▼

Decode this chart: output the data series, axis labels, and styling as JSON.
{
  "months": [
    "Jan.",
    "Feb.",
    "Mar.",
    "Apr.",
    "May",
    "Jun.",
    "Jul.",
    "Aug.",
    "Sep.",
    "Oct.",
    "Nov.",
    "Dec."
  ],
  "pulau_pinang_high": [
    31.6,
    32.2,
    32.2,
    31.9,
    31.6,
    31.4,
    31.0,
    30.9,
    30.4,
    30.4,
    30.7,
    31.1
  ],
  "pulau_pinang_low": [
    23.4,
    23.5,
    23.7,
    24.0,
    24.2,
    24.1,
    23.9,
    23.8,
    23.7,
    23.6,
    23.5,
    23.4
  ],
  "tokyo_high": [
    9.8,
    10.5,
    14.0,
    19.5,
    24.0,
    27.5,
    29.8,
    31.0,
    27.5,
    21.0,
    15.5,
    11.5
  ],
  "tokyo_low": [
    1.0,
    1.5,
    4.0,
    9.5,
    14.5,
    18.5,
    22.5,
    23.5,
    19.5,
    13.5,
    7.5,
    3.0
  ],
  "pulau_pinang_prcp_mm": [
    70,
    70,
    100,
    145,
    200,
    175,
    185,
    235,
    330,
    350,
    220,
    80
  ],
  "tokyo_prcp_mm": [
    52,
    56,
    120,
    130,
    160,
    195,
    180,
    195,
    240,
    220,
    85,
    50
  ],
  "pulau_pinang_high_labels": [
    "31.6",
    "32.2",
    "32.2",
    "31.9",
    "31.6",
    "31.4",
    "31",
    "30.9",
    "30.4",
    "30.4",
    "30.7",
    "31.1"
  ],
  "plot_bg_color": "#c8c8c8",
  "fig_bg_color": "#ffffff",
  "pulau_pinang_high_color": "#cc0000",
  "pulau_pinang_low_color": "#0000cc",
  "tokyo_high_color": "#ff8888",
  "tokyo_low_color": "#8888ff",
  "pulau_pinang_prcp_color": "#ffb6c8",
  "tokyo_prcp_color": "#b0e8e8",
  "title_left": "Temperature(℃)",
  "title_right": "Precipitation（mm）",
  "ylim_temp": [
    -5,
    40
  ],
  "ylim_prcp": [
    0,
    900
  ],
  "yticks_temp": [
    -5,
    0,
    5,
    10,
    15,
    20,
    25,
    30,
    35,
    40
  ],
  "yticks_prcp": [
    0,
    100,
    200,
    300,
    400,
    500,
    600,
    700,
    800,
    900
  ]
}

▲

*The problem*
Output every entry shown above, exactly.

*Complete answer*
Decode this chart: output the data series, axis labels, and styling as JSON.
{
  "months": [
    "Jan.",
    "Feb.",
    "Mar.",
    "Apr.",
    "May",
    "Jun.",
    "Jul.",
    "Aug.",
    "Sep.",
    "Oct.",
    "Nov.",
    "Dec."
  ],
  "pulau_pinang_high": [
    31.6,
    32.2,
    32.2,
    31.9,
    31.6,
    31.4,
    31.0,
    30.9,
    30.4,
    30.4,
    30.7,
    31.1
  ],
  "pulau_pinang_low": [
    23.4,
    23.5,
    23.7,
    24.0,
    24.2,
    24.1,
    23.9,
    23.8,
    23.7,
    23.6,
    23.5,
    23.4
  ],
  "tokyo_high": [
    9.8,
    10.5,
    14.0,
    19.5,
    24.0,
    27.5,
    29.8,
    31.0,
    27.5,
    21.0,
    15.5,
    11.5
  ],
  "tokyo_low": [
    1.0,
    1.5,
    4.0,
    9.5,
    14.5,
    18.5,
    22.5,
    23.5,
    19.5,
    13.5,
    7.5,
    3.0
  ],
  "pulau_pinang_prcp_mm": [
    70,
    70,
    100,
    145,
    200,
    175,
    185,
    235,
    330,
    350,
    220,
    80
  ],
  "tokyo_prcp_mm": [
    52,
    56,
    120,
    130,
    160,
    195,
    180,
    195,
    240,
    220,
    85,
    50
  ],
  "pulau_pinang_high_labels": [
    "31.6",
    "32.2",
    "32.2",
    "31.9",
    "31.6",
    "31.4",
    "31",
    "30.9",
    "30.4",
    "30.4",
    "30.7",
    "31.1"
  ],
  "plot_bg_color": "#c8c8c8",
  "fig_bg_color": "#ffffff",
  "pulau_pinang_high_color": "#cc0000",
  "pulau_pinang_low_color": "#0000cc",
  "tokyo_high_color": "#ff8888",
  "tokyo_low_color": "#8888ff",
  "pulau_pinang_prcp_color": "#ffb6c8",
  "tokyo_prcp_color": "#b0e8e8",
  "title_left": "Temperature(℃)",
  "title_right": "Precipitation（mm）",
  "ylim_temp": [
    -5,
    40
  ],
  "ylim_prcp": [
    0,
    900
  ],
  "yticks_temp": [
    -5,
    0,
    5,
    10,
    15,
    20,
    25,
    30,
    35,
    40
  ],
  "yticks_prcp": [
    0,
    100,
    200,
    300,
    400,
    500,
    600,
    700,
    800,
    900
  ]
}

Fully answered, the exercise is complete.